Dataset items:
— Begin —
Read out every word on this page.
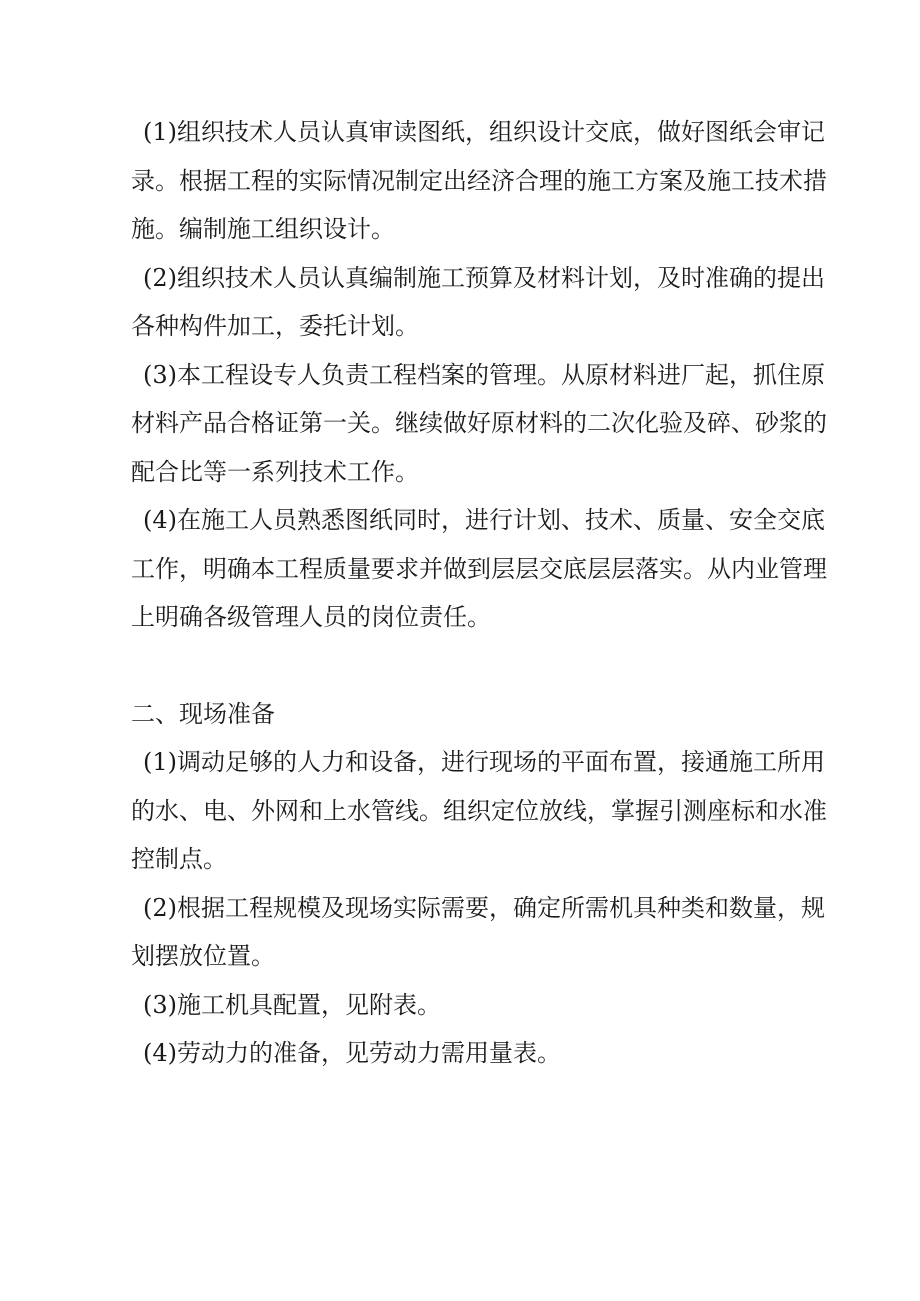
(1)组织技术人员认真审读图纸，组织设计交底，做好图纸会审记录。根据工程的实际情况制定出经济合理的施工方案及施工技术措施。编制施工组织设计。

(2)组织技术人员认真编制施工预算及材料计划，及时准确的提出各种构件加工，委托计划。

(3)本工程设专人负责工程档案的管理。从原材料进厂起，抓住原材料产品合格证第一关。继续做好原材料的二次化验及碎、砂浆的配合比等一系列技术工作。

(4)在施工人员熟悉图纸同时，进行计划、技术、质量、安全交底工作，明确本工程质量要求并做到层层交底层层落实。从内业管理上明确各级管理人员的岗位责任。

二、现场准备

(1)调动足够的人力和设备，进行现场的平面布置，接通施工所用的水、电、外网和上水管线。组织定位放线，掌握引测座标和水准控制点。

(2)根据工程规模及现场实际需要，确定所需机具种类和数量，规划摆放位置。

(3)施工机具配置，见附表。

(4)劳动力的准备，见劳动力需用量表。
— End —
• What you need to do
All of the records need repeating exactly, except for the pictures.

• Result below
Read out every word on this page.
(1)组织技术人员认真审读图纸，组织设计交底，做好图纸会审记录。根据工程的实际情况制定出经济合理的施工方案及施工技术措施。编制施工组织设计。

(2)组织技术人员认真编制施工预算及材料计划，及时准确的提出各种构件加工，委托计划。

(3)本工程设专人负责工程档案的管理。从原材料进厂起，抓住原材料产品合格证第一关。继续做好原材料的二次化验及碎、砂浆的配合比等一系列技术工作。

(4)在施工人员熟悉图纸同时，进行计划、技术、质量、安全交底工作，明确本工程质量要求并做到层层交底层层落实。从内业管理上明确各级管理人员的岗位责任。

二、现场准备

(1)调动足够的人力和设备，进行现场的平面布置，接通施工所用的水、电、外网和上水管线。组织定位放线，掌握引测座标和水准控制点。

(2)根据工程规模及现场实际需要，确定所需机具种类和数量，规划摆放位置。

(3)施工机具配置，见附表。

(4)劳动力的准备，见劳动力需用量表。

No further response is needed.